**What you will do**
Extract the data exactly, missing nothing.
□ □ □
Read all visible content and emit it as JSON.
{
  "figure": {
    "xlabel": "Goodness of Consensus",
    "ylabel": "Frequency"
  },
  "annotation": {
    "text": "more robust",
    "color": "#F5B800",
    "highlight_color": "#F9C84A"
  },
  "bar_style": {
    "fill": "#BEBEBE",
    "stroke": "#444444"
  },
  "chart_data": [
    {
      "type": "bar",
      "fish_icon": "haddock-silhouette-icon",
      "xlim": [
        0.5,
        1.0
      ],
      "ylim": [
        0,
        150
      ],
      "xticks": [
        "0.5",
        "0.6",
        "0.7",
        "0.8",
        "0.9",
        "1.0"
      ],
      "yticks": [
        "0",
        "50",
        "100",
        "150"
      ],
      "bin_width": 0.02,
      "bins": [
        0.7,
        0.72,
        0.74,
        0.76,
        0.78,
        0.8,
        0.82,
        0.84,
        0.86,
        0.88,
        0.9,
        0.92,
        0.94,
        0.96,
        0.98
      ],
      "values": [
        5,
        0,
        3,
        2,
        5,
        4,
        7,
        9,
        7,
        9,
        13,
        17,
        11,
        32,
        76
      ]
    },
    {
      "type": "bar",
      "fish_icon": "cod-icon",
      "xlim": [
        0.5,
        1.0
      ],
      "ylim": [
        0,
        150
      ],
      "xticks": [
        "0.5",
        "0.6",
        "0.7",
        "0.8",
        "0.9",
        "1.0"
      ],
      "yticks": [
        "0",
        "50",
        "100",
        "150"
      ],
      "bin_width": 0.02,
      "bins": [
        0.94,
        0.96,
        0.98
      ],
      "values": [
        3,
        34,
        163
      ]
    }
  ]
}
□ □ □
**Response**
Read all visible content and emit it as JSON.
{
  "figure": {
    "xlabel": "Goodness of Consensus",
    "ylabel": "Frequency"
  },
  "annotation": {
    "text": "more robust",
    "color": "#F5B800",
    "highlight_color": "#F9C84A"
  },
  "bar_style": {
    "fill": "#BEBEBE",
    "stroke": "#444444"
  },
  "chart_data": [
    {
      "type": "bar",
      "fish_icon": "haddock-silhouette-icon",
      "xlim": [
        0.5,
        1.0
      ],
      "ylim": [
        0,
        150
      ],
      "xticks": [
        "0.5",
        "0.6",
        "0.7",
        "0.8",
        "0.9",
        "1.0"
      ],
      "yticks": [
        "0",
        "50",
        "100",
        "150"
      ],
      "bin_width": 0.02,
      "bins": [
        0.7,
        0.72,
        0.74,
        0.76,
        0.78,
        0.8,
        0.82,
        0.84,
        0.86,
        0.88,
        0.9,
        0.92,
        0.94,
        0.96,
        0.98
      ],
      "values": [
        5,
        0,
        3,
        2,
        5,
        4,
        7,
        9,
        7,
        9,
        13,
        17,
        11,
        32,
        76
      ]
    },
    {
      "type": "bar",
      "fish_icon": "cod-icon",
      "xlim": [
        0.5,
        1.0
      ],
      "ylim": [
        0,
        150
      ],
      "xticks": [
        "0.5",
        "0.6",
        "0.7",
        "0.8",
        "0.9",
        "1.0"
      ],
      "yticks": [
        "0",
        "50",
        "100",
        "150"
      ],
      "bin_width": 0.02,
      "bins": [
        0.94,
        0.96,
        0.98
      ],
      "values": [
        3,
        34,
        163
      ]
    }
  ]
}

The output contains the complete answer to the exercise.